▶ _STATED TASK_: Show every line below where "right" can be found.

#### RECORDS TO USE ####

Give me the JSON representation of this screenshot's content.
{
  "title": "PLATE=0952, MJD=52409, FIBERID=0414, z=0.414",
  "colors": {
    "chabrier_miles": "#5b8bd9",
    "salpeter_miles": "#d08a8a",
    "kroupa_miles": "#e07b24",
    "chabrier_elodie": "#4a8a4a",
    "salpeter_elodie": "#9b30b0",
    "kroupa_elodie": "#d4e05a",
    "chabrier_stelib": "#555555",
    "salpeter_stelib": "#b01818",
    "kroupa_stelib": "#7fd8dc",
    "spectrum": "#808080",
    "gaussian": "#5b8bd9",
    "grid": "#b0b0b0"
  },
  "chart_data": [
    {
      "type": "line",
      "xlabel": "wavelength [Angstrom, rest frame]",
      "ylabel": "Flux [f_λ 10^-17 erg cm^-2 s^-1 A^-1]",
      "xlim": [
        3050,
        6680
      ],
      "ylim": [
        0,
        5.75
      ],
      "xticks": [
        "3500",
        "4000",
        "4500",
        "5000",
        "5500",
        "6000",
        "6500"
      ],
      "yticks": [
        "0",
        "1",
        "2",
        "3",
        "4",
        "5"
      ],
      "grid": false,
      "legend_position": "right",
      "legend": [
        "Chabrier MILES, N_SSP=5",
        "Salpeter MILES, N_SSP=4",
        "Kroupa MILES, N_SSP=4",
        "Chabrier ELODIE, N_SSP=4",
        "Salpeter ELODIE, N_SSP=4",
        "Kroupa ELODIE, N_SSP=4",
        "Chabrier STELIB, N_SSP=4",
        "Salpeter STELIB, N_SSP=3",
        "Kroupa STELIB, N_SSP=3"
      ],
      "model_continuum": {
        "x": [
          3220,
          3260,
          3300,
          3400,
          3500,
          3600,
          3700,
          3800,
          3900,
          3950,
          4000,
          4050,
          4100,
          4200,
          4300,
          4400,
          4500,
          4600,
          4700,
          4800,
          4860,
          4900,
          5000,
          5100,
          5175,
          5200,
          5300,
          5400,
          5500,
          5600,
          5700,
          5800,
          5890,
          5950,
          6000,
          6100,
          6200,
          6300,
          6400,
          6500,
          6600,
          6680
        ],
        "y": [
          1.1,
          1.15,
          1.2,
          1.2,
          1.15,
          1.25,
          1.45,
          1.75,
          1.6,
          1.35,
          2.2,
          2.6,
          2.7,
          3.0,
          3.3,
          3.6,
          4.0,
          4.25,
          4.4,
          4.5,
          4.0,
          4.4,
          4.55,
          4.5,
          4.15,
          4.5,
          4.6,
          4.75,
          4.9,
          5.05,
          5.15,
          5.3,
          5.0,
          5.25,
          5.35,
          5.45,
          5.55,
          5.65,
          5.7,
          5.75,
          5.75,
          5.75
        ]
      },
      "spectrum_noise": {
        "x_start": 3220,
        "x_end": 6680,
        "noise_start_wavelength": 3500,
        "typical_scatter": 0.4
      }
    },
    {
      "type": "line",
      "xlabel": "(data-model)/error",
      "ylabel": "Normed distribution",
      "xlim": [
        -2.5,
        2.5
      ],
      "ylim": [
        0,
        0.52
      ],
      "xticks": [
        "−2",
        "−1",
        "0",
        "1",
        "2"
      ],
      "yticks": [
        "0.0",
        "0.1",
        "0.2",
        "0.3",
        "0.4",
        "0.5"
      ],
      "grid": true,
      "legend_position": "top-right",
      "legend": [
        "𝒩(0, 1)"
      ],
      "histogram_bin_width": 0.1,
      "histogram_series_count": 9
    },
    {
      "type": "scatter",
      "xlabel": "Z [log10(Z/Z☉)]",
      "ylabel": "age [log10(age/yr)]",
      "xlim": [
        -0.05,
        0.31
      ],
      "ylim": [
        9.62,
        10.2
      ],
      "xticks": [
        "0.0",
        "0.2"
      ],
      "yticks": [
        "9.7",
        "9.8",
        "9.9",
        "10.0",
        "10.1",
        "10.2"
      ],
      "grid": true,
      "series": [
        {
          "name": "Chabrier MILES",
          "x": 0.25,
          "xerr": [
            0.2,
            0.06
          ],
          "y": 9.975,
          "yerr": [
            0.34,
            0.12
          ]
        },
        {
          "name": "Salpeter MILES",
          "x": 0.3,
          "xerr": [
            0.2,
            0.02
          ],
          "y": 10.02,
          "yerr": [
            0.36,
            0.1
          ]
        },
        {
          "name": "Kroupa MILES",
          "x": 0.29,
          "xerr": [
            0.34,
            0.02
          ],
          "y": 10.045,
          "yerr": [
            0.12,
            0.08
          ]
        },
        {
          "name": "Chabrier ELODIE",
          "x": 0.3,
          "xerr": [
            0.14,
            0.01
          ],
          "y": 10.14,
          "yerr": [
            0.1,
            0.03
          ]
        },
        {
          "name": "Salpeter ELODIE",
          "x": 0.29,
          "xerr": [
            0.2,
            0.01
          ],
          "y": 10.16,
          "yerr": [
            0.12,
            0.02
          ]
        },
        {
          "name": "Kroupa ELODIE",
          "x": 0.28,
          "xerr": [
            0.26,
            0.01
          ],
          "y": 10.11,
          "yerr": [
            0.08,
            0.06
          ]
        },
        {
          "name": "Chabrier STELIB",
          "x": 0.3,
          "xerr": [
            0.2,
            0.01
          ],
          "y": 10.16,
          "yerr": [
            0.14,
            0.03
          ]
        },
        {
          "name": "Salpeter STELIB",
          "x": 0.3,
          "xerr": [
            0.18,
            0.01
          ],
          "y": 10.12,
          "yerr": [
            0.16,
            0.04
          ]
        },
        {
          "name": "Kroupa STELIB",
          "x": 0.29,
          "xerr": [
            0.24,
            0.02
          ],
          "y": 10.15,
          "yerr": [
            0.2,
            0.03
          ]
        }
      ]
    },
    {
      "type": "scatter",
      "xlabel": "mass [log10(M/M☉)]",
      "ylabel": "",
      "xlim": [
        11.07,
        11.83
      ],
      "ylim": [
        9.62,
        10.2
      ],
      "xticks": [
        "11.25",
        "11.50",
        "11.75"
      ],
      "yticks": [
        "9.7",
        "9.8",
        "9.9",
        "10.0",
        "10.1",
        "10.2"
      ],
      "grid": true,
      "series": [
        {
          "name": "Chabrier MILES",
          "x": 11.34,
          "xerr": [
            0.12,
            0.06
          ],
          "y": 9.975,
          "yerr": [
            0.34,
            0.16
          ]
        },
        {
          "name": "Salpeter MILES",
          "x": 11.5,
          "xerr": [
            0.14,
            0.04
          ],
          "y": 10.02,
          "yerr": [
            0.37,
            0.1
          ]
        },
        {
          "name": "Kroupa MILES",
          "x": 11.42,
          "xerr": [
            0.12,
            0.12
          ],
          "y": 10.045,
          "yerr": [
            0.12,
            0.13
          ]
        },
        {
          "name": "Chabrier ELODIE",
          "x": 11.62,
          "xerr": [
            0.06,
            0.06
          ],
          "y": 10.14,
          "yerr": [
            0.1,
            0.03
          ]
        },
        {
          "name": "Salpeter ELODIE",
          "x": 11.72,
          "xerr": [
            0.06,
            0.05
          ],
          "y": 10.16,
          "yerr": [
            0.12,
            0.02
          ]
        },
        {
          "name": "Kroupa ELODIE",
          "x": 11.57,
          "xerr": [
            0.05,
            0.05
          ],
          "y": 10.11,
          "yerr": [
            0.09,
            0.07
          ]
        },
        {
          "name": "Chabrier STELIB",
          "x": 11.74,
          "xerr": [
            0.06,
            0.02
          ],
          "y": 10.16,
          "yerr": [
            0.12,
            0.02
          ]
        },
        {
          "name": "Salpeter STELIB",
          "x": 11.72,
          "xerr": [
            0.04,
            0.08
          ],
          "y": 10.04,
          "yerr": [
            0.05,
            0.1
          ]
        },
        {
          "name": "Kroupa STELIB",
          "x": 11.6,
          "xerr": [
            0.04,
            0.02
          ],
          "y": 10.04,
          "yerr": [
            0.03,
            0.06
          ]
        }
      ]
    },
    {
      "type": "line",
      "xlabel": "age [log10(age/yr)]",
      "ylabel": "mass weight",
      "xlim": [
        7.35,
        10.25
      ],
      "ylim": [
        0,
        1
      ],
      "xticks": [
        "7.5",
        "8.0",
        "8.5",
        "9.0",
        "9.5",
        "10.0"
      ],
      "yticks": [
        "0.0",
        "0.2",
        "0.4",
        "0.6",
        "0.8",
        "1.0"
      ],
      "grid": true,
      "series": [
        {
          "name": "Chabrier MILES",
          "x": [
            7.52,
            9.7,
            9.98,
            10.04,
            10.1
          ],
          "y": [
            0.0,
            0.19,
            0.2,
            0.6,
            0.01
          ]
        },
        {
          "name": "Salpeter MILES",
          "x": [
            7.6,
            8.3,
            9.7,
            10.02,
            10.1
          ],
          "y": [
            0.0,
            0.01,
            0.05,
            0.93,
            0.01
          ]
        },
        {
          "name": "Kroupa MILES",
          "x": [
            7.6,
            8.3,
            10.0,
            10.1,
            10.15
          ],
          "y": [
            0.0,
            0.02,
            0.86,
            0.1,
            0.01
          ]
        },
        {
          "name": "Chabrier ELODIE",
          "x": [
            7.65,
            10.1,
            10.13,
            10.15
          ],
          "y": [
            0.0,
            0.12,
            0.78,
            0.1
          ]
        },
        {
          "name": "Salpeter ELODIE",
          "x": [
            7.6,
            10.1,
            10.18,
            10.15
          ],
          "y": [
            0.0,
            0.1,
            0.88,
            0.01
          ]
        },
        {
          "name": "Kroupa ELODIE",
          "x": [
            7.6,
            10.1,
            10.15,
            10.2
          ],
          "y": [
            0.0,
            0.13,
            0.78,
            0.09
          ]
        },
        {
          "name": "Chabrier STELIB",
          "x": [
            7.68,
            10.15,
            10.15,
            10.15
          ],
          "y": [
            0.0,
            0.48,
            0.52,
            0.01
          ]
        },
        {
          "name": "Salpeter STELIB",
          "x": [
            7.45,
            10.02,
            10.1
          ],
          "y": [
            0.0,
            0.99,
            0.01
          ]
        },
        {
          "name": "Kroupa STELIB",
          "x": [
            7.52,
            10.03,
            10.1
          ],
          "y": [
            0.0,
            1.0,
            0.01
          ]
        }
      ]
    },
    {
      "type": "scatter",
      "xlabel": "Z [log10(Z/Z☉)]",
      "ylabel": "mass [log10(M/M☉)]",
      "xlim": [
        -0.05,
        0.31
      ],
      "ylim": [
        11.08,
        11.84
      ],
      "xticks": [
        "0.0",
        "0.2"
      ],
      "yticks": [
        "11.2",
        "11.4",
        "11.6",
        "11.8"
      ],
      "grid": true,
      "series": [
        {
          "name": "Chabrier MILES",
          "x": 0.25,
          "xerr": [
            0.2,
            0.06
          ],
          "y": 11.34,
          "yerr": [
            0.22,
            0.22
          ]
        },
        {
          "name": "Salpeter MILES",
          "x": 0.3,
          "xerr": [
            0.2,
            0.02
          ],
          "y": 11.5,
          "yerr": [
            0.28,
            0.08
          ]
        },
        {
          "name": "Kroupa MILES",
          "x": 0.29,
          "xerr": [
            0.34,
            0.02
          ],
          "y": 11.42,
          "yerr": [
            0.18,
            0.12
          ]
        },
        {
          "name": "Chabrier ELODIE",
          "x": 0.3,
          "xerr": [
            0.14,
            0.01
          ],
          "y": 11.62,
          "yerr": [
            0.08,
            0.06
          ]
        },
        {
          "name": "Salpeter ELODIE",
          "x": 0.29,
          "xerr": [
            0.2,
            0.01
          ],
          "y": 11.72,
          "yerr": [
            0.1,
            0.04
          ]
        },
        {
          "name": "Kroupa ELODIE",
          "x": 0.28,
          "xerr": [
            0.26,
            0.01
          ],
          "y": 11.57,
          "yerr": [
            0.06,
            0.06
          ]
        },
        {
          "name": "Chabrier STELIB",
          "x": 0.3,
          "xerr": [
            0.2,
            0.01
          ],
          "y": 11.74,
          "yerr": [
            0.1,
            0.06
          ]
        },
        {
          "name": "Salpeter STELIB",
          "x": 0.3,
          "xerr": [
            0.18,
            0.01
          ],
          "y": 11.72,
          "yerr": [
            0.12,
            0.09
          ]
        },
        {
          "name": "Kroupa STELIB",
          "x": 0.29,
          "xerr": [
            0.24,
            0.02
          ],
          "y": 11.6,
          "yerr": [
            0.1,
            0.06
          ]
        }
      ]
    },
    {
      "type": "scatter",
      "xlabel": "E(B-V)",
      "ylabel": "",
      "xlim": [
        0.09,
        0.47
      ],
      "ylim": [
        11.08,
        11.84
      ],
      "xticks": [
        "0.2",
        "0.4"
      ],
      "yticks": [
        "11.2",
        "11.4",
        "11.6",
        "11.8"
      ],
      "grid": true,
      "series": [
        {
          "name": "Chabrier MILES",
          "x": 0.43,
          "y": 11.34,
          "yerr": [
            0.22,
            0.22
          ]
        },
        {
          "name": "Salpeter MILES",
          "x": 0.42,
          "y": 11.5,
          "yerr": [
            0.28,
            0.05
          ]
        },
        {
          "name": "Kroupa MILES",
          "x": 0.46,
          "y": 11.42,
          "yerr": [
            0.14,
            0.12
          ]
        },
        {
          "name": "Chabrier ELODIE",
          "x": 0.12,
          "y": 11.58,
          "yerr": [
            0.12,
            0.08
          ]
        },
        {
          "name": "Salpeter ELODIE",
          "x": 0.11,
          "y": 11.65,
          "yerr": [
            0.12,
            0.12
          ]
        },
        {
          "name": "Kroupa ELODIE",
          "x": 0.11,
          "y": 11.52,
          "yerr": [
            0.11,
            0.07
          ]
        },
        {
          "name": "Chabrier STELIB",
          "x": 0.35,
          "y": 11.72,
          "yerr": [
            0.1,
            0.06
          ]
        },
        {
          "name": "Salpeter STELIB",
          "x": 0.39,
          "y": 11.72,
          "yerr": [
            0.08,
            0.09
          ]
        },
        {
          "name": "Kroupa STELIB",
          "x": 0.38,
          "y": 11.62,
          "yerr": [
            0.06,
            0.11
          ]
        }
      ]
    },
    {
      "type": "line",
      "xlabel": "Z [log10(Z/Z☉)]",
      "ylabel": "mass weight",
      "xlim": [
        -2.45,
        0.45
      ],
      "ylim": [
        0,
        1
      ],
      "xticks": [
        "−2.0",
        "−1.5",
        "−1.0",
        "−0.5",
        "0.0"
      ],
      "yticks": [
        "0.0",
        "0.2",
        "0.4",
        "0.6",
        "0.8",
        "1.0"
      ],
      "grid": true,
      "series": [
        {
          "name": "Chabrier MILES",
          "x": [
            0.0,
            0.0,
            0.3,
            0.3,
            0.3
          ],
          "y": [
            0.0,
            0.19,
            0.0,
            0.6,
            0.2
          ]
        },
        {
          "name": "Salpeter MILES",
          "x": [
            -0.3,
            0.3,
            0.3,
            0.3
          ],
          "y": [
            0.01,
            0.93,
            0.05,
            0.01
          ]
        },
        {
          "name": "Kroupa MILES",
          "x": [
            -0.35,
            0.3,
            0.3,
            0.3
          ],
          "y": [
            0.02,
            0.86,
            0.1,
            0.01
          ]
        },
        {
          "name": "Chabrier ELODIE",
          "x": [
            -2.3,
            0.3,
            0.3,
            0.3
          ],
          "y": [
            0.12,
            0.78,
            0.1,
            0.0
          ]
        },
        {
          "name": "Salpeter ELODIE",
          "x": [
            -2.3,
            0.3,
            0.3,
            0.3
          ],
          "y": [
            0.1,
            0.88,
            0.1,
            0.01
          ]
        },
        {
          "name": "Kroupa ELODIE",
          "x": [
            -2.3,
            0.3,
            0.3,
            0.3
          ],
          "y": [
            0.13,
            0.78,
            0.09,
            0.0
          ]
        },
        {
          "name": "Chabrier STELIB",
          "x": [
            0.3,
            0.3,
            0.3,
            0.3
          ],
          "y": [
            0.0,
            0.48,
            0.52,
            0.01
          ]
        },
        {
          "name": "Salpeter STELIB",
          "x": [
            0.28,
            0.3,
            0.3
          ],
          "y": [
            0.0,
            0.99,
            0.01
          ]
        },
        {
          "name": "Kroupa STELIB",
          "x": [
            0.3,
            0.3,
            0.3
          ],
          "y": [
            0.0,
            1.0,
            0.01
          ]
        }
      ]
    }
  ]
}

####

▶ _RESPONSE FOR THIS EXERCISE_:
      "legend_position": "right",
      "legend_position": "top-right",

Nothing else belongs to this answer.